• _Written task_
Pull out every line from the line containing "Give me the" through the end of the material, both ends included, and reproduce it exactly. Keep pictures out.

• _Data to use_

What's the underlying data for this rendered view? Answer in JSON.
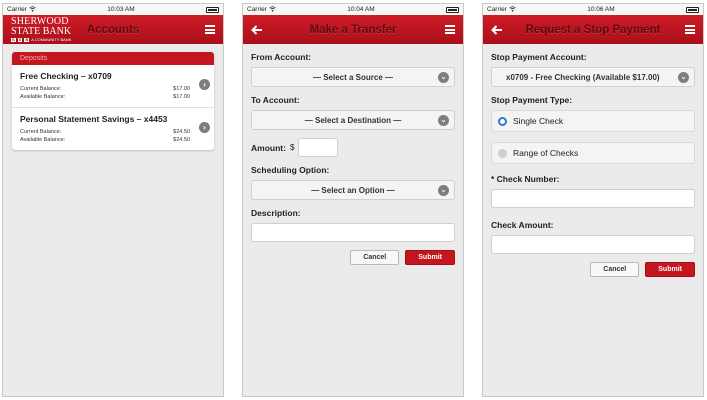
{
  "status": {
    "carrier": "Carrier",
    "t1": "10:03 AM",
    "t2": "10:04 AM",
    "t3": "10:06 AM"
  },
  "accounts": {
    "logo_l1": "SHERWOOD",
    "logo_l2": "STATE BANK",
    "logo_l3": [
      "S",
      "S",
      "B"
    ],
    "logo_tag": "A COMMUNITY BANK",
    "title": "Accounts",
    "section": "Deposits",
    "items": [
      {
        "name": "Free Checking – x0709",
        "current_label": "Current Balance:",
        "current": "$17.00",
        "available_label": "Available Balance:",
        "available": "$17.00"
      },
      {
        "name": "Personal Statement Savings – x4453",
        "current_label": "Current Balance:",
        "current": "$24.50",
        "available_label": "Available Balance:",
        "available": "$24.50"
      }
    ]
  },
  "transfer": {
    "title": "Make a Transfer",
    "from_label": "From Account:",
    "from_value": "— Select a Source —",
    "to_label": "To Account:",
    "to_value": "— Select a Destination —",
    "amount_label": "Amount:",
    "currency": "$",
    "sched_label": "Scheduling Option:",
    "sched_value": "— Select an Option —",
    "desc_label": "Description:",
    "cancel": "Cancel",
    "submit": "Submit"
  },
  "stop": {
    "title": "Request a Stop Payment",
    "acct_label": "Stop Payment Account:",
    "acct_value": "x0709 - Free Checking (Available $17.00)",
    "type_label": "Stop Payment Type:",
    "opt_single": "Single Check",
    "opt_range": "Range of Checks",
    "check_label": "* Check Number:",
    "amount_label": "Check Amount:",
    "cancel": "Cancel",
    "submit": "Submit"
  },
  "colors": {
    "brand": "#c4161f",
    "radio_on": "#2b78d6"
  }
}
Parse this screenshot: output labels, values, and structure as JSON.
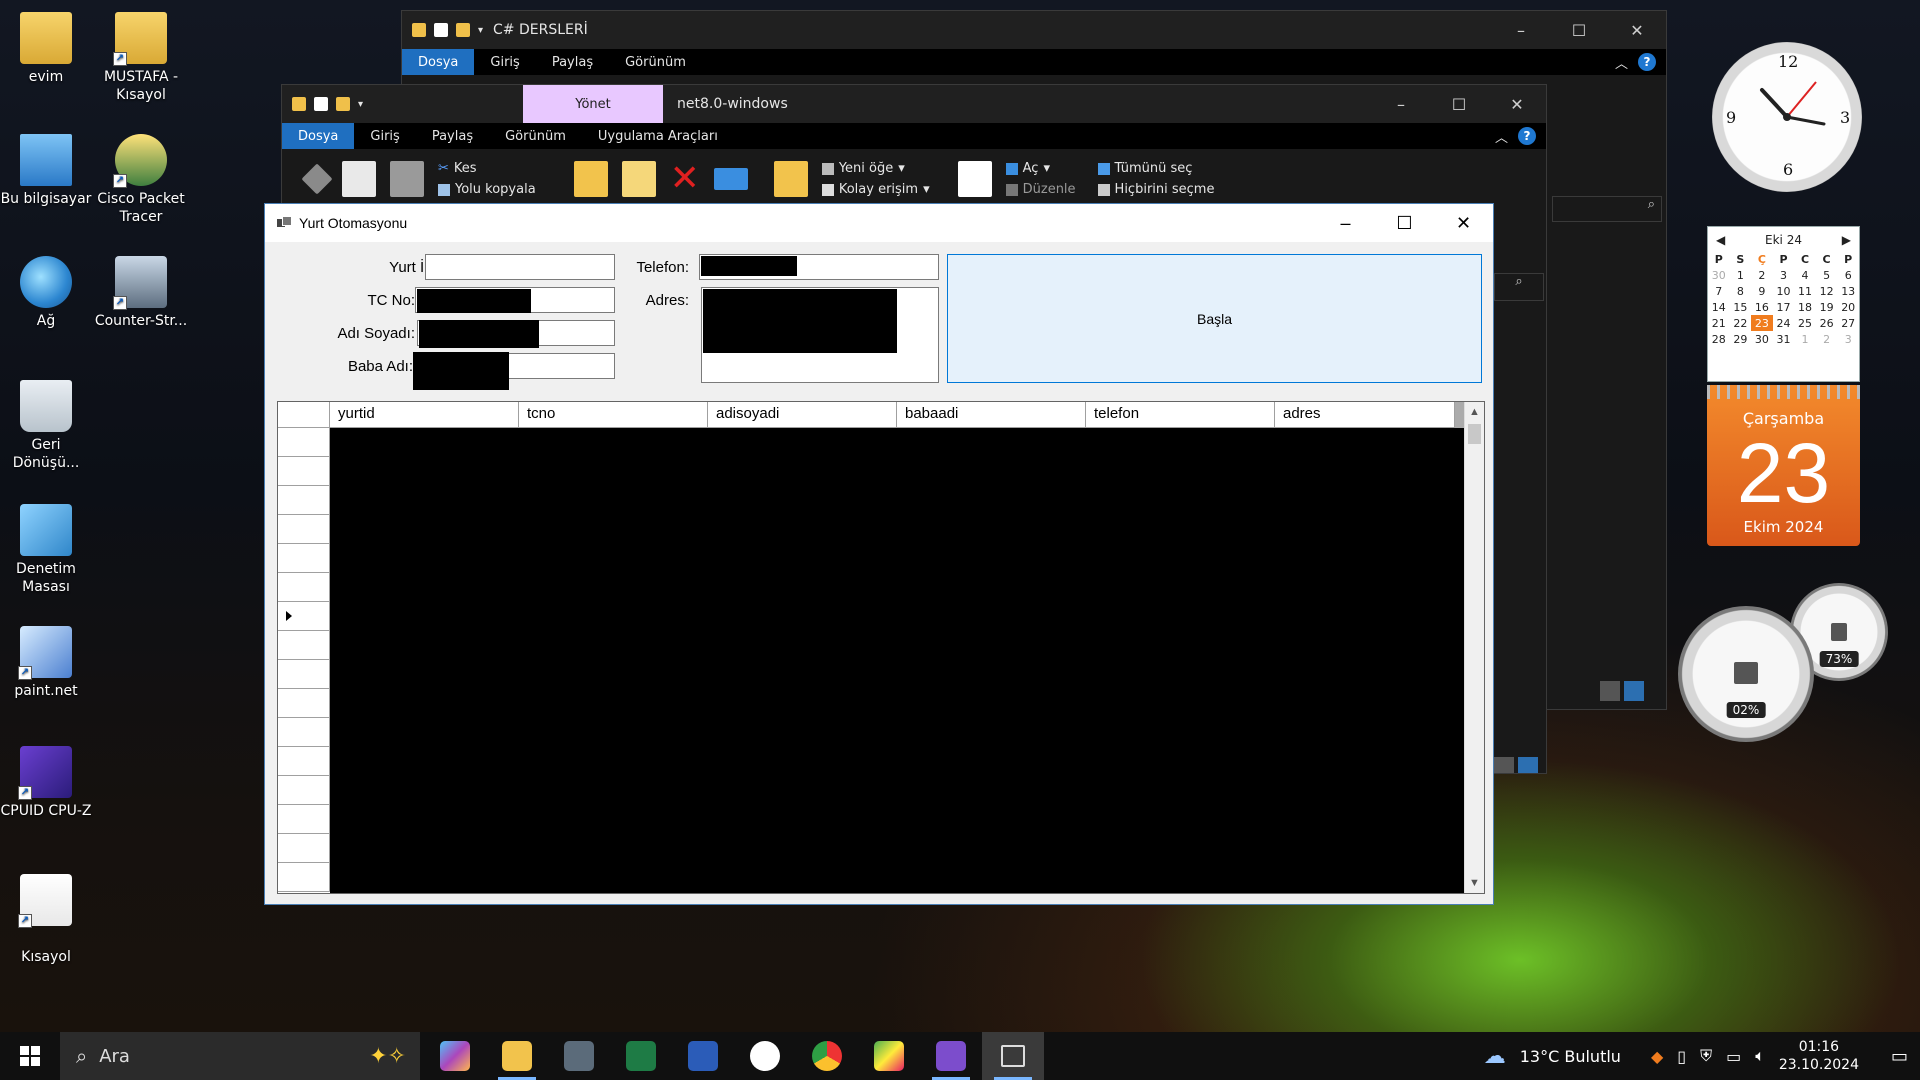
{
  "desktop": {
    "icons": [
      {
        "label": "evim"
      },
      {
        "label": "MUSTAFA - Kısayol"
      },
      {
        "label": "Bu bilgisayar"
      },
      {
        "label": "Cisco Packet Tracer"
      },
      {
        "label": "Ağ"
      },
      {
        "label": "Counter-Str..."
      },
      {
        "label": "Geri Dönüşü..."
      },
      {
        "label": "Denetim Masası"
      },
      {
        "label": "paint.net"
      },
      {
        "label": "CPUID CPU-Z"
      },
      {
        "label": "Kısayol"
      }
    ]
  },
  "explorer_back": {
    "title": "C# DERSLERİ",
    "tabs": [
      "Dosya",
      "Giriş",
      "Paylaş",
      "Görünüm"
    ]
  },
  "explorer_front": {
    "context_tab": "Yönet",
    "title": "net8.0-windows",
    "tabs": [
      "Dosya",
      "Giriş",
      "Paylaş",
      "Görünüm",
      "Uygulama Araçları"
    ],
    "ribbon": {
      "cut": "Kes",
      "copy_path": "Yolu kopyala",
      "new_item": "Yeni öğe",
      "easy_access": "Kolay erişim",
      "open": "Aç",
      "edit": "Düzenle",
      "select_all": "Tümünü seç",
      "select_none": "Hiçbirini seçme"
    }
  },
  "app": {
    "title": "Yurt Otomasyonu",
    "labels": {
      "yurt_id": "Yurt İD",
      "tc_no": "TC No:",
      "adi_soyadi": "Adı Soyadı:",
      "baba_adi": "Baba Adı:",
      "telefon": "Telefon:",
      "adres": "Adres:"
    },
    "start_button": "Başla",
    "grid": {
      "columns": [
        "yurtid",
        "tcno",
        "adisoyadi",
        "babaadi",
        "telefon",
        "adres"
      ]
    }
  },
  "gadgets": {
    "calendar": {
      "month_label": "Eki 24",
      "weekdays": [
        "P",
        "S",
        "Ç",
        "P",
        "C",
        "C",
        "P"
      ],
      "weeks": [
        [
          "30",
          "1",
          "2",
          "3",
          "4",
          "5",
          "6"
        ],
        [
          "7",
          "8",
          "9",
          "10",
          "11",
          "12",
          "13"
        ],
        [
          "14",
          "15",
          "16",
          "17",
          "18",
          "19",
          "20"
        ],
        [
          "21",
          "22",
          "23",
          "24",
          "25",
          "26",
          "27"
        ],
        [
          "28",
          "29",
          "30",
          "31",
          "1",
          "2",
          "3"
        ]
      ],
      "today": "23"
    },
    "date_card": {
      "weekday": "Çarşamba",
      "day": "23",
      "month_year": "Ekim 2024"
    },
    "cpu_gauge": "02%",
    "memory_gauge": "73%"
  },
  "taskbar": {
    "search_placeholder": "Ara",
    "weather": "13°C  Bulutlu",
    "time": "01:16",
    "date": "23.10.2024"
  }
}
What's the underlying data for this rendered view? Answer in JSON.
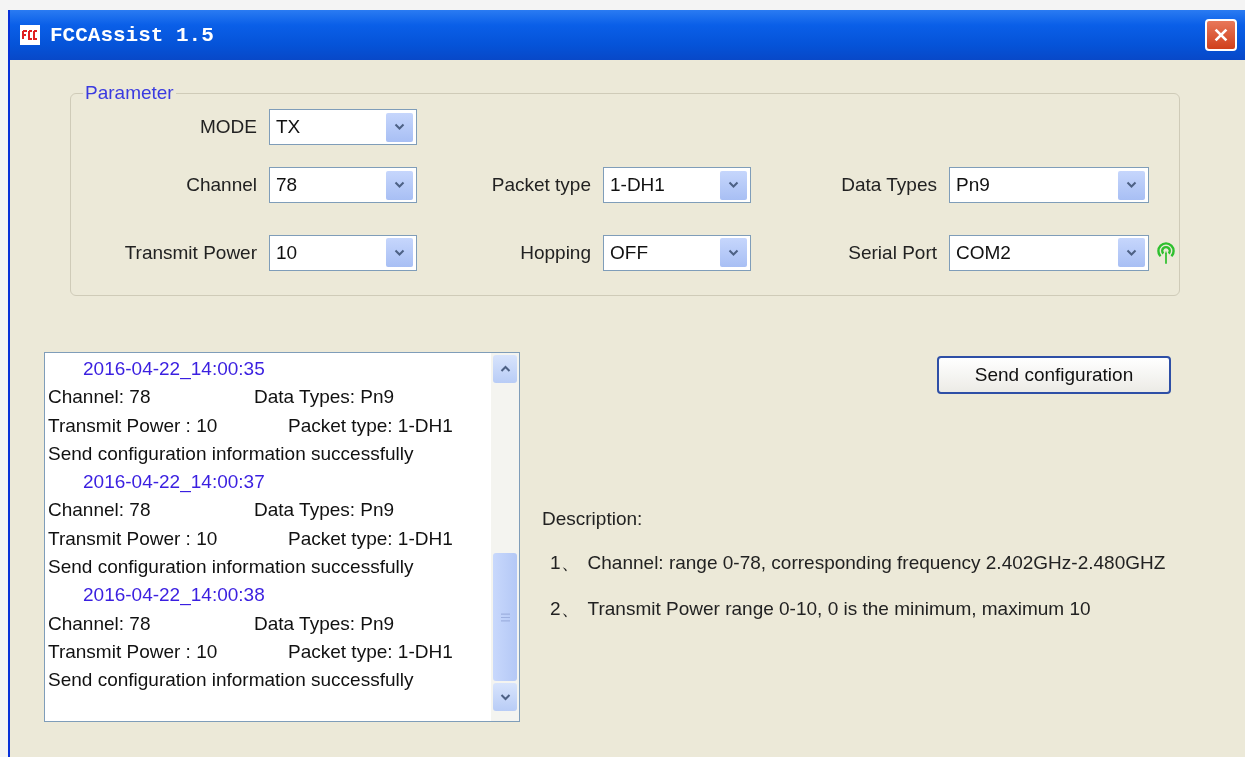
{
  "window": {
    "title": "FCCAssist 1.5"
  },
  "parameter": {
    "title": "Parameter",
    "fields": [
      {
        "label": "MODE",
        "value": "TX",
        "kind": "combo"
      },
      {
        "label": "Channel",
        "value": "78",
        "kind": "combo"
      },
      {
        "label": "Packet type",
        "value": "1-DH1",
        "kind": "combo"
      },
      {
        "label": "Data Types",
        "value": "Pn9",
        "kind": "combo"
      },
      {
        "label": "Transmit Power",
        "value": "10",
        "kind": "combo"
      },
      {
        "label": "Hopping",
        "value": "OFF",
        "kind": "combo"
      },
      {
        "label": "Serial Port",
        "value": "COM2",
        "kind": "port"
      }
    ]
  },
  "log": [
    {
      "timestamp": "2016-04-22_14:00:35",
      "channel": "Channel: 78",
      "data_types": "Data Types: Pn9",
      "transmit_power": "Transmit Power : 10",
      "packet_type": "Packet type: 1-DH1",
      "message": "Send configuration information successfully"
    },
    {
      "timestamp": "2016-04-22_14:00:37",
      "channel": "Channel: 78",
      "data_types": "Data Types: Pn9",
      "transmit_power": "Transmit Power : 10",
      "packet_type": "Packet type: 1-DH1",
      "message": "Send configuration information successfully"
    },
    {
      "timestamp": "2016-04-22_14:00:38",
      "channel": "Channel: 78",
      "data_types": "Data Types: Pn9",
      "transmit_power": "Transmit Power : 10",
      "packet_type": "Packet type: 1-DH1",
      "message": "Send configuration information successfully"
    }
  ],
  "send_button": "Send configuration",
  "description": {
    "title": "Description:",
    "items": [
      {
        "number": "1、",
        "text": "Channel: range 0-78, corresponding frequency 2.402GHz-2.480GHZ"
      },
      {
        "number": "2、",
        "text": "Transmit Power  range 0-10, 0 is the minimum, maximum 10"
      }
    ]
  }
}
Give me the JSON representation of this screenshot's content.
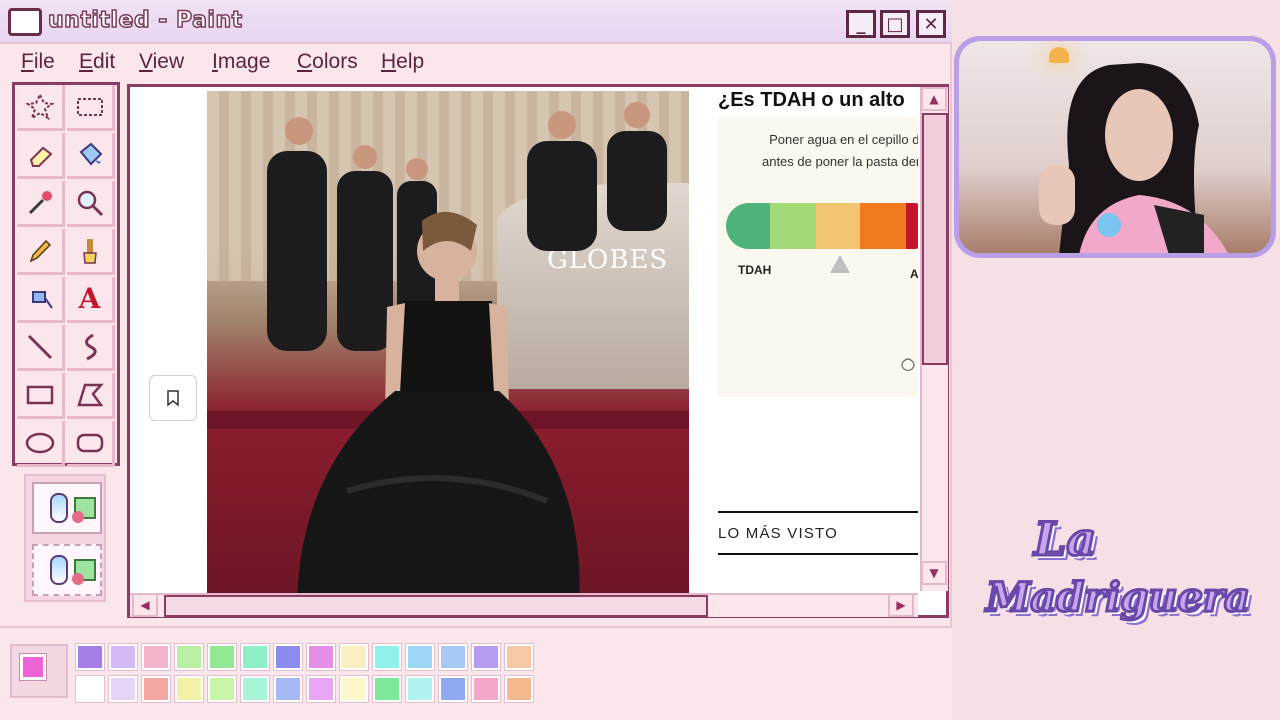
{
  "window": {
    "title": "untitled - Paint",
    "buttons": {
      "minimize": "_",
      "maximize": "□",
      "close": "✕"
    }
  },
  "menu": [
    "File",
    "Edit",
    "View",
    "Image",
    "Colors",
    "Help"
  ],
  "toolbox": {
    "tools": [
      "free-select",
      "rect-select",
      "eraser",
      "fill",
      "color-picker",
      "magnifier",
      "pencil",
      "brush",
      "airbrush",
      "text",
      "line",
      "curve",
      "rectangle",
      "polygon",
      "ellipse",
      "rounded-rectangle"
    ]
  },
  "article": {
    "title": "¿Es TDAH o un alto",
    "quiz_line1": "Poner agua en el cepillo de dien",
    "quiz_line2": "antes de poner la pasta denta",
    "scale_left_label": "TDAH",
    "scale_right_label": "A",
    "scale_colors": [
      "#4db37a",
      "#a3d977",
      "#f2c572",
      "#f07a1e",
      "#c4162a"
    ],
    "section_title": "LO MÁS VISTO"
  },
  "photo": {
    "banner_text": "GLOBES"
  },
  "palette": {
    "current_fg": "#ee64d6",
    "current_bg": "#ffffff",
    "row1": [
      "#a77ee8",
      "#d2b9f5",
      "#f4b4cd",
      "#b9f0a4",
      "#93e893",
      "#8ff0c8",
      "#8a8cf0",
      "#e58ee8",
      "#fbeec3",
      "#8ff0ec",
      "#9fd6f5",
      "#a7c9f5",
      "#b59cf0",
      "#f5c9a3"
    ],
    "row2": [
      "#ffffff",
      "#e7d3f5",
      "#f5a7a3",
      "#f5f0a7",
      "#c9f5a7",
      "#a7f5d6",
      "#a7b9f5",
      "#e7a7f5",
      "#fbf7c9",
      "#7de89a",
      "#b3f0f0",
      "#8ea9f0",
      "#f5a7c9",
      "#f5b98f"
    ]
  },
  "logo": {
    "line1": "La",
    "line2": "Madriguera"
  },
  "colors": {
    "window_border": "#8c3c62",
    "frame_purple": "#b99ee8",
    "background": "#f7dfe6"
  }
}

• _Response to the exercise_
Give me the JSON representation of this screenshot's content.
{
  "window": {
    "title": "untitled - Paint",
    "buttons": {
      "minimize": "_",
      "maximize": "□",
      "close": "✕"
    }
  },
  "menu": [
    "File",
    "Edit",
    "View",
    "Image",
    "Colors",
    "Help"
  ],
  "toolbox": {
    "tools": [
      "free-select",
      "rect-select",
      "eraser",
      "fill",
      "color-picker",
      "magnifier",
      "pencil",
      "brush",
      "airbrush",
      "text",
      "line",
      "curve",
      "rectangle",
      "polygon",
      "ellipse",
      "rounded-rectangle"
    ]
  },
  "article": {
    "title": "¿Es TDAH o un alto",
    "quiz_line1": "Poner agua en el cepillo de dien",
    "quiz_line2": "antes de poner la pasta denta",
    "scale_left_label": "TDAH",
    "scale_right_label": "A",
    "scale_colors": [
      "#4db37a",
      "#a3d977",
      "#f2c572",
      "#f07a1e",
      "#c4162a"
    ],
    "section_title": "LO MÁS VISTO"
  },
  "photo": {
    "banner_text": "GLOBES"
  },
  "palette": {
    "current_fg": "#ee64d6",
    "current_bg": "#ffffff",
    "row1": [
      "#a77ee8",
      "#d2b9f5",
      "#f4b4cd",
      "#b9f0a4",
      "#93e893",
      "#8ff0c8",
      "#8a8cf0",
      "#e58ee8",
      "#fbeec3",
      "#8ff0ec",
      "#9fd6f5",
      "#a7c9f5",
      "#b59cf0",
      "#f5c9a3"
    ],
    "row2": [
      "#ffffff",
      "#e7d3f5",
      "#f5a7a3",
      "#f5f0a7",
      "#c9f5a7",
      "#a7f5d6",
      "#a7b9f5",
      "#e7a7f5",
      "#fbf7c9",
      "#7de89a",
      "#b3f0f0",
      "#8ea9f0",
      "#f5a7c9",
      "#f5b98f"
    ]
  },
  "logo": {
    "line1": "La",
    "line2": "Madriguera"
  },
  "colors": {
    "window_border": "#8c3c62",
    "frame_purple": "#b99ee8",
    "background": "#f7dfe6"
  }
}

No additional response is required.